>>

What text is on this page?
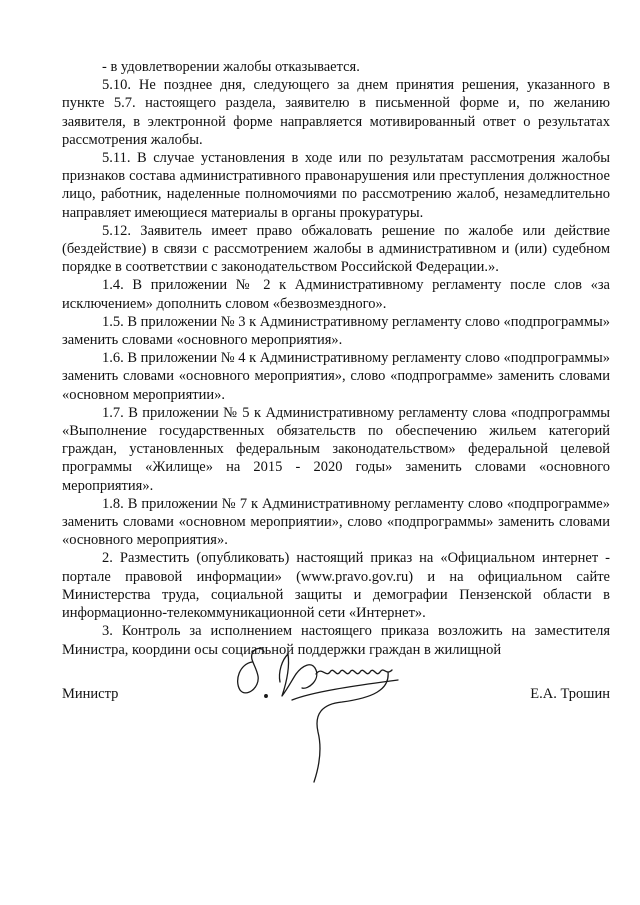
- в удовлетворении жалобы отказывается.

5.10. Не позднее дня, следующего за днем принятия решения, указанного в пункте 5.7. настоящего раздела, заявителю в письменной форме и, по желанию заявителя, в электронной форме направляется мотивированный ответ о результатах рассмотрения жалобы.

5.11. В случае установления в ходе или по результатам рассмотрения жалобы признаков состава административного правонарушения или преступления должностное лицо, работник, наделенные полномочиями по рассмотрению жалоб, незамедлительно направляет имеющиеся материалы в органы прокуратуры.

5.12. Заявитель имеет право обжаловать решение по жалобе или действие (бездействие) в связи с рассмотрением жалобы в административном и (или) судебном порядке в соответствии с законодательством Российской Федерации.».

1.4. В приложении № 2 к Административному регламенту после слов «за исключением» дополнить словом «безвозмездного».

1.5. В приложении № 3 к Административному регламенту слово «подпрограммы» заменить словами «основного мероприятия».

1.6. В приложении № 4 к Административному регламенту слово «подпрограммы» заменить словами «основного мероприятия», слово «подпрограмме» заменить словами «основном мероприятии».

1.7. В приложении № 5 к Административному регламенту слова «подпрограммы «Выполнение государственных обязательств по обеспечению жильем категорий граждан, установленных федеральным законодательством» федеральной целевой программы «Жилище» на 2015 - 2020 годы» заменить словами «основного мероприятия».

1.8. В приложении № 7 к Административному регламенту слово «подпрограмме» заменить словами «основном мероприятии», слово «подпрограммы» заменить словами «основного мероприятия».

2. Разместить (опубликовать) настоящий приказ на «Официальном интернет - портале правовой информации» (www.pravo.gov.ru) и на официальном сайте Министерства труда, социальной защиты и демографии Пензенской области в информационно-телекоммуникационной сети «Интернет».

3. Контроль за исполнением настоящего приказа возложить на заместителя Министра, координи осы социальной поддержки граждан в жилищной

Министр	Е.А. Трошин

<<

- _PROMPT_
Reply with nothing but the number of lines in the data above that contain "мероприятии".

- _TASK SOLUTION_
2